Selected excerpt:
* * * *
Hush Money

Submitted by Katie Schlieper on Wed, 03/28/2007 - 10:29am.

Oh, the games we play. Candidates for President are working the fundraising circuit with feverish intensity, while doing everything they can to downplay how much money they'll raise -- all so that on April 15th, when the first campaign filings are due, they can awe and astound with the piles of money they've raked in, and get that one step closer to the White House.

 

With money the benchmark by which we measure which candidates are "serious" and which are just filling out the backfield, the Bloomberg article makes the comparison between overly conservative stock estimates and candidates' fundraising predictions. It's nice to start up a campaign on the bedrock of public deception over how much your raising (and, by extension, how much time you're spending raising it). This quote in particular draws out the faint absurdity of the enterprise:

 

"Fundraising has changed from a brute contact sport, wrestling as many dollars as possible, to the highest form of psychological warfare,'' said Jenny Backus, a Democratic political consultant. "Winners and losers will not be declared until the money is in the bank."
* * * *
Goal A: Using the "Hush Money" post, decide whether each statement agrees with it: (i) the first campaign filings are due on April 15th; (ii) Jenny Backus is a Republican political consultant; (iii) a Bloomberg article compares conservative stock estimates with candidates' fundraising predictions. Answer yes or no for each and quote the deciding words.
Goal B: Translate this sentence from the "Hush Money" post into Spanish: "Winners and losers will not be declared until the money is in the bank."

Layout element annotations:
* * * *
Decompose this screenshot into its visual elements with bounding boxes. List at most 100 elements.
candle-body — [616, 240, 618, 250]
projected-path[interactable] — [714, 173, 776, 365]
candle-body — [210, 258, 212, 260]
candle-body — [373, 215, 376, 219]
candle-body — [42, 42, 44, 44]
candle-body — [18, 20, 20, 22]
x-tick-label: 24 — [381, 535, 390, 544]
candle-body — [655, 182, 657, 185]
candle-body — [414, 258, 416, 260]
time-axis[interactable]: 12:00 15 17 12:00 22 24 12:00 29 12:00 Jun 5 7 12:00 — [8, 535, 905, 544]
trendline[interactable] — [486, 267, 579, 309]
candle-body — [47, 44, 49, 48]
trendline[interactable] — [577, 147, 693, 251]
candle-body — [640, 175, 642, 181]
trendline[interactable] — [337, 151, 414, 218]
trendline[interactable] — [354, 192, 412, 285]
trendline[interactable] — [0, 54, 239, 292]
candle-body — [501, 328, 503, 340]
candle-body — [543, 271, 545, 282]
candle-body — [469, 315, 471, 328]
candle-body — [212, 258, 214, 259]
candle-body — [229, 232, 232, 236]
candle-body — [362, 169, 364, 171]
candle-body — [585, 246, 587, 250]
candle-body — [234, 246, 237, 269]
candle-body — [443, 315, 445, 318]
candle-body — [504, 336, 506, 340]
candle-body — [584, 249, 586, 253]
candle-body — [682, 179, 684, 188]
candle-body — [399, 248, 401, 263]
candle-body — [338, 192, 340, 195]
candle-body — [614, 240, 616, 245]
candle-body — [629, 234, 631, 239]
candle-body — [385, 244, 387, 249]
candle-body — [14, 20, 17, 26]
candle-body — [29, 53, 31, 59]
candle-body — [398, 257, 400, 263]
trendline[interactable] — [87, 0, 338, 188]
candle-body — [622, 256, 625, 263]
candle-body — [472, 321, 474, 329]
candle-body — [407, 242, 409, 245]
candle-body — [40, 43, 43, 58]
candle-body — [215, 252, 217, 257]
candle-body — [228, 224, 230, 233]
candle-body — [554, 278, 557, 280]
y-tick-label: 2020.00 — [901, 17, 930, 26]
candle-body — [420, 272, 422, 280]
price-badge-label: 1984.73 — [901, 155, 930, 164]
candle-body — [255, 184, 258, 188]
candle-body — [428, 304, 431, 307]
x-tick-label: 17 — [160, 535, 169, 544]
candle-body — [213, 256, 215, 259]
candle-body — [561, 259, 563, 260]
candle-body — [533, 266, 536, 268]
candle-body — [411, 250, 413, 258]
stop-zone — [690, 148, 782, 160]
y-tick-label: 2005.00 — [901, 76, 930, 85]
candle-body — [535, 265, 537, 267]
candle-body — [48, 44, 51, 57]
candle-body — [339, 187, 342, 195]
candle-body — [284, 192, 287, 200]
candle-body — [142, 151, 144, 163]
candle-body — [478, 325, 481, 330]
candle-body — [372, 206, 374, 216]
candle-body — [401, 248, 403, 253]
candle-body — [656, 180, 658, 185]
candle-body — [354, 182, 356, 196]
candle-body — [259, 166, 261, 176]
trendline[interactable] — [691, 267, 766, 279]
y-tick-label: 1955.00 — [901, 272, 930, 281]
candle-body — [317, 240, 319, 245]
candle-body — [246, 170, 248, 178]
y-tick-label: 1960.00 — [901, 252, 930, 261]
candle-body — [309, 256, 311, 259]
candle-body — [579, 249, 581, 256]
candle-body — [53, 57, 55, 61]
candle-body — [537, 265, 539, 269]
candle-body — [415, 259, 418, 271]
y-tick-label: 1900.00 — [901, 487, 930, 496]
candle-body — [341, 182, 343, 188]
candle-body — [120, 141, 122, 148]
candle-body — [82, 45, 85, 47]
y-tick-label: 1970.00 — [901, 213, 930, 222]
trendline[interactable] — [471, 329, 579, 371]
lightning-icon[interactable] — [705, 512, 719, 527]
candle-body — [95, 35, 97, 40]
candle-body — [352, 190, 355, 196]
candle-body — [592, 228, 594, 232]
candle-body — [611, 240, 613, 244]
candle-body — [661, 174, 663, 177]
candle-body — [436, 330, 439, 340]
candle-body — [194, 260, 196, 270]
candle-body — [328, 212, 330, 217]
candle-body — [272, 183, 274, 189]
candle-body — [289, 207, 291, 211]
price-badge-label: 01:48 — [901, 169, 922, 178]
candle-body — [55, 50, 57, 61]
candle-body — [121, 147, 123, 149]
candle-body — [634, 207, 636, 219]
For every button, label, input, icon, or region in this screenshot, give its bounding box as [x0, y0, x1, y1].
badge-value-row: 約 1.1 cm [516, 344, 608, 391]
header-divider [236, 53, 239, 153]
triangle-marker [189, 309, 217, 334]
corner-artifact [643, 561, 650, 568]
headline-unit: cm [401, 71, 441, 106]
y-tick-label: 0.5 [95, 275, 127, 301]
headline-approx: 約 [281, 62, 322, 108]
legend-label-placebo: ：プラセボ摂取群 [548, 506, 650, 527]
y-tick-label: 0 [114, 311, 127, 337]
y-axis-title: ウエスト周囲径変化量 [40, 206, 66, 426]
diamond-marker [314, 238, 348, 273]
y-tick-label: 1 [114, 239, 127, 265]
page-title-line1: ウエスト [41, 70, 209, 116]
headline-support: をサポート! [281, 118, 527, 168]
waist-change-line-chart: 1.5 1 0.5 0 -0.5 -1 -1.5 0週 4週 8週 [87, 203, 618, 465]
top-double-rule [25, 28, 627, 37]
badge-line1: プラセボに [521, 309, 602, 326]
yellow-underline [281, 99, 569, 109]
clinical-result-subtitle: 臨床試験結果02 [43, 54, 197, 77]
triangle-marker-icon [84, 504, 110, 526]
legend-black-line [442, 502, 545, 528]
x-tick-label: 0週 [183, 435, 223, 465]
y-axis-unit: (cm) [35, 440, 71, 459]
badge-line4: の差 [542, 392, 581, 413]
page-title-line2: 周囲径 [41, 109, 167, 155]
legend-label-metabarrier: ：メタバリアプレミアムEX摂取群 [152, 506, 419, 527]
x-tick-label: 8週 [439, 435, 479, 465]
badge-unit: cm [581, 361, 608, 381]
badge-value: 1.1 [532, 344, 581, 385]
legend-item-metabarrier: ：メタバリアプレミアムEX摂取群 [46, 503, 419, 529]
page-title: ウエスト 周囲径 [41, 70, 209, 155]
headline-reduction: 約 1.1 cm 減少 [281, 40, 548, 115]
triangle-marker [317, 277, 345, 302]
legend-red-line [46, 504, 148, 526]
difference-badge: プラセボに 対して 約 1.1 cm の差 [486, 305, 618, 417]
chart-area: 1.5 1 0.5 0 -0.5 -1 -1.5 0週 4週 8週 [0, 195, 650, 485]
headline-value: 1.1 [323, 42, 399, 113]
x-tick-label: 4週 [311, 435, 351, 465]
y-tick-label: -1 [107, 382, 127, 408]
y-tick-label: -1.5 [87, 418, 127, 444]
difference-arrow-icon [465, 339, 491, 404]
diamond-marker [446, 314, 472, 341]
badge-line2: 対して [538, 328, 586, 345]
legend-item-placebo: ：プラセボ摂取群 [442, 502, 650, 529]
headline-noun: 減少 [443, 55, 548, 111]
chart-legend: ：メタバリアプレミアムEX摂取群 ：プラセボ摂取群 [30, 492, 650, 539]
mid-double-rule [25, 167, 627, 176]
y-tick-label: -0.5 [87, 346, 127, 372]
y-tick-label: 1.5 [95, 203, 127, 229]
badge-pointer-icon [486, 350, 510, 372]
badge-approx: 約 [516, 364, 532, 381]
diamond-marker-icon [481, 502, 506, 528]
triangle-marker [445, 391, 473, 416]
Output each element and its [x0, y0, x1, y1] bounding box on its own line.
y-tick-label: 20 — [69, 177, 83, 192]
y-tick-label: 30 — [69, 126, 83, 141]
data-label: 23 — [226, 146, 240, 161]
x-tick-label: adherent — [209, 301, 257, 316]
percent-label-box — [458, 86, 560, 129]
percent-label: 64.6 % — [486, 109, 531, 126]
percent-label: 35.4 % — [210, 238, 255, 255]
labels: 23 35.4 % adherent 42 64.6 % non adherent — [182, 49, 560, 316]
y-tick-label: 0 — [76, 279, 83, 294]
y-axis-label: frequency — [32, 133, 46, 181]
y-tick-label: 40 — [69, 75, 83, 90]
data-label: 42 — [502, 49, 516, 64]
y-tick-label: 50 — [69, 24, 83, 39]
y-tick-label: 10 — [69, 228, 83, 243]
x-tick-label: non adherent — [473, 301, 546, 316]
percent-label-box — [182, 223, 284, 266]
* * * *
Expected output A:
(i) Yes: "on April 15th, when the first campaign filings are due"
(ii) No: "Jenny Backus, a Democratic political consultant"
(iii) Yes: "the Bloomberg article makes the comparison between overly conservative stock estimates and candidates' fundraising predictions"

Expected output B: Los ganadores y los perdedores no se declararán hasta que el dinero esté en el banco.